[start Extracted material]

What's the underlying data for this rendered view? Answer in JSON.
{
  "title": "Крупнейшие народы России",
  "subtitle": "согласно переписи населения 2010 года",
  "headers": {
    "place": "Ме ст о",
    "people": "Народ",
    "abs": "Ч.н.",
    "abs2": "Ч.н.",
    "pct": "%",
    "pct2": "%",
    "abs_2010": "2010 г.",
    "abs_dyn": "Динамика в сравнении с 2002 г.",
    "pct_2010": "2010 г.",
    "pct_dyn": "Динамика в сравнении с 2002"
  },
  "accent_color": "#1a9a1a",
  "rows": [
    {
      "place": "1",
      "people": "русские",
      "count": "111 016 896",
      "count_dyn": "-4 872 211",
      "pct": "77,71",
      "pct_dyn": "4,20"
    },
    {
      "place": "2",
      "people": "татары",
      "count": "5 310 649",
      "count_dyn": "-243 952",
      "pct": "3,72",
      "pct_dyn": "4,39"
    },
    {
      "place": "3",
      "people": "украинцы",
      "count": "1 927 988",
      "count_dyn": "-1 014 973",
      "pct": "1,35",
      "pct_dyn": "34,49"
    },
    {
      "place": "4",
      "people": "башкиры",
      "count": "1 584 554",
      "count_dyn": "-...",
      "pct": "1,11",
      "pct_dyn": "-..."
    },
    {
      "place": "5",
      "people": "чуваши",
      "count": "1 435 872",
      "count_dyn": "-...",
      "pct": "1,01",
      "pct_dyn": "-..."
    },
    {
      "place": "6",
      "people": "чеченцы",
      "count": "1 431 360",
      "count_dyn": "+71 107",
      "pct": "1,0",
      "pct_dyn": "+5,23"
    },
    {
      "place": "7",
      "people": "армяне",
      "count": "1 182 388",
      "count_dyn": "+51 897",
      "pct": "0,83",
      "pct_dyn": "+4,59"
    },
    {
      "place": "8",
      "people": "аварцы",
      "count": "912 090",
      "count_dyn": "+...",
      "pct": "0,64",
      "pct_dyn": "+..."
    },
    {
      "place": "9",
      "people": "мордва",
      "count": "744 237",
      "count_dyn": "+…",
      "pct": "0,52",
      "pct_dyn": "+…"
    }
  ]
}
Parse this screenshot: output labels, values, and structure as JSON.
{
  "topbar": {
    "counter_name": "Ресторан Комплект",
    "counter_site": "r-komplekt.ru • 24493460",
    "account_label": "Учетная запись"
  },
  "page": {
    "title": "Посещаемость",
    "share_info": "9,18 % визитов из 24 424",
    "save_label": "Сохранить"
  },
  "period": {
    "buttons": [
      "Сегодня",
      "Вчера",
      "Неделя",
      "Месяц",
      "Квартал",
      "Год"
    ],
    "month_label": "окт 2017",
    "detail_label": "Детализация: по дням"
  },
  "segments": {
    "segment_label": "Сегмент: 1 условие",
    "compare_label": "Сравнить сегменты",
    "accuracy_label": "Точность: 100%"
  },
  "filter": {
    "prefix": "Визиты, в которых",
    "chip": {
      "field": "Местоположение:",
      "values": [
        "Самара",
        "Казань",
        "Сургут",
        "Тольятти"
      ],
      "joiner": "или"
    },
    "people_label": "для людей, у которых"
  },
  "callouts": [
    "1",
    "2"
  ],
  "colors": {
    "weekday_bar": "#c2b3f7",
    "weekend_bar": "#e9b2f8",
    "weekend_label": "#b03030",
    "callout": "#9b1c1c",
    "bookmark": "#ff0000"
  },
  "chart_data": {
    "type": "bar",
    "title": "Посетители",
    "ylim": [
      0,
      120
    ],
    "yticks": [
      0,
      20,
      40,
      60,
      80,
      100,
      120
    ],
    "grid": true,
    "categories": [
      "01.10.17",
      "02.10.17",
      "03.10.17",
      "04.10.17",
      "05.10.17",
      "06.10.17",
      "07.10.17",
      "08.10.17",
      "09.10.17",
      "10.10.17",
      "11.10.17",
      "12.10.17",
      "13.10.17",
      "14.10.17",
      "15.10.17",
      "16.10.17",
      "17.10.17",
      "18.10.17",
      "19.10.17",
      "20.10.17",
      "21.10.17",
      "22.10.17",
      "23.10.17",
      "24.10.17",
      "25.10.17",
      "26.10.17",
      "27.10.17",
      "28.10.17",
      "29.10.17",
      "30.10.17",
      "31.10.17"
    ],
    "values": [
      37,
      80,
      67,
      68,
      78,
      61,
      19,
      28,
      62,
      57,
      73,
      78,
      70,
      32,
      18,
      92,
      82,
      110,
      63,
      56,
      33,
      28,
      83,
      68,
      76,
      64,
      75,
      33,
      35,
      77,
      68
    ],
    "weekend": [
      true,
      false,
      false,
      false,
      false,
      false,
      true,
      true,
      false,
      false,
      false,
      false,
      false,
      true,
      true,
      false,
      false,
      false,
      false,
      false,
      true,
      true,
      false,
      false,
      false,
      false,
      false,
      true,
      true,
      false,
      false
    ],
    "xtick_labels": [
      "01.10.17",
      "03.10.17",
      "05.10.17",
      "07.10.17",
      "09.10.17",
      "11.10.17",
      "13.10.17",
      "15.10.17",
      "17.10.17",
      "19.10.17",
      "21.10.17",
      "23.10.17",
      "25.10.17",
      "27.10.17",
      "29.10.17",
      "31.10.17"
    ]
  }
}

[end Extracted material]

The exercise
Word for word, restate all of the data shown above.

Task result
What's the underlying data for this rendered view? Answer in JSON.
{
  "title": "Крупнейшие народы России",
  "subtitle": "согласно переписи населения 2010 года",
  "headers": {
    "place": "Ме ст о",
    "people": "Народ",
    "abs": "Ч.н.",
    "abs2": "Ч.н.",
    "pct": "%",
    "pct2": "%",
    "abs_2010": "2010 г.",
    "abs_dyn": "Динамика в сравнении с 2002 г.",
    "pct_2010": "2010 г.",
    "pct_dyn": "Динамика в сравнении с 2002"
  },
  "accent_color": "#1a9a1a",
  "rows": [
    {
      "place": "1",
      "people": "русские",
      "count": "111 016 896",
      "count_dyn": "-4 872 211",
      "pct": "77,71",
      "pct_dyn": "4,20"
    },
    {
      "place": "2",
      "people": "татары",
      "count": "5 310 649",
      "count_dyn": "-243 952",
      "pct": "3,72",
      "pct_dyn": "4,39"
    },
    {
      "place": "3",
      "people": "украинцы",
      "count": "1 927 988",
      "count_dyn": "-1 014 973",
      "pct": "1,35",
      "pct_dyn": "34,49"
    },
    {
      "place": "4",
      "people": "башкиры",
      "count": "1 584 554",
      "count_dyn": "-...",
      "pct": "1,11",
      "pct_dyn": "-..."
    },
    {
      "place": "5",
      "people": "чуваши",
      "count": "1 435 872",
      "count_dyn": "-...",
      "pct": "1,01",
      "pct_dyn": "-..."
    },
    {
      "place": "6",
      "people": "чеченцы",
      "count": "1 431 360",
      "count_dyn": "+71 107",
      "pct": "1,0",
      "pct_dyn": "+5,23"
    },
    {
      "place": "7",
      "people": "армяне",
      "count": "1 182 388",
      "count_dyn": "+51 897",
      "pct": "0,83",
      "pct_dyn": "+4,59"
    },
    {
      "place": "8",
      "people": "аварцы",
      "count": "912 090",
      "count_dyn": "+...",
      "pct": "0,64",
      "pct_dyn": "+..."
    },
    {
      "place": "9",
      "people": "мордва",
      "count": "744 237",
      "count_dyn": "+…",
      "pct": "0,52",
      "pct_dyn": "+…"
    }
  ]
}
Parse this screenshot: output labels, values, and structure as JSON.
{
  "topbar": {
    "counter_name": "Ресторан Комплект",
    "counter_site": "r-komplekt.ru • 24493460",
    "account_label": "Учетная запись"
  },
  "page": {
    "title": "Посещаемость",
    "share_info": "9,18 % визитов из 24 424",
    "save_label": "Сохранить"
  },
  "period": {
    "buttons": [
      "Сегодня",
      "Вчера",
      "Неделя",
      "Месяц",
      "Квартал",
      "Год"
    ],
    "month_label": "окт 2017",
    "detail_label": "Детализация: по дням"
  },
  "segments": {
    "segment_label": "Сегмент: 1 условие",
    "compare_label": "Сравнить сегменты",
    "accuracy_label": "Точность: 100%"
  },
  "filter": {
    "prefix": "Визиты, в которых",
    "chip": {
      "field": "Местоположение:",
      "values": [
        "Самара",
        "Казань",
        "Сургут",
        "Тольятти"
      ],
      "joiner": "или"
    },
    "people_label": "для людей, у которых"
  },
  "callouts": [
    "1",
    "2"
  ],
  "colors": {
    "weekday_bar": "#c2b3f7",
    "weekend_bar": "#e9b2f8",
    "weekend_label": "#b03030",
    "callout": "#9b1c1c",
    "bookmark": "#ff0000"
  },
  "chart_data": {
    "type": "bar",
    "title": "Посетители",
    "ylim": [
      0,
      120
    ],
    "yticks": [
      0,
      20,
      40,
      60,
      80,
      100,
      120
    ],
    "grid": true,
    "categories": [
      "01.10.17",
      "02.10.17",
      "03.10.17",
      "04.10.17",
      "05.10.17",
      "06.10.17",
      "07.10.17",
      "08.10.17",
      "09.10.17",
      "10.10.17",
      "11.10.17",
      "12.10.17",
      "13.10.17",
      "14.10.17",
      "15.10.17",
      "16.10.17",
      "17.10.17",
      "18.10.17",
      "19.10.17",
      "20.10.17",
      "21.10.17",
      "22.10.17",
      "23.10.17",
      "24.10.17",
      "25.10.17",
      "26.10.17",
      "27.10.17",
      "28.10.17",
      "29.10.17",
      "30.10.17",
      "31.10.17"
    ],
    "values": [
      37,
      80,
      67,
      68,
      78,
      61,
      19,
      28,
      62,
      57,
      73,
      78,
      70,
      32,
      18,
      92,
      82,
      110,
      63,
      56,
      33,
      28,
      83,
      68,
      76,
      64,
      75,
      33,
      35,
      77,
      68
    ],
    "weekend": [
      true,
      false,
      false,
      false,
      false,
      false,
      true,
      true,
      false,
      false,
      false,
      false,
      false,
      true,
      true,
      false,
      false,
      false,
      false,
      false,
      true,
      true,
      false,
      false,
      false,
      false,
      false,
      true,
      true,
      false,
      false
    ],
    "xtick_labels": [
      "01.10.17",
      "03.10.17",
      "05.10.17",
      "07.10.17",
      "09.10.17",
      "11.10.17",
      "13.10.17",
      "15.10.17",
      "17.10.17",
      "19.10.17",
      "21.10.17",
      "23.10.17",
      "25.10.17",
      "27.10.17",
      "29.10.17",
      "31.10.17"
    ]
  }
}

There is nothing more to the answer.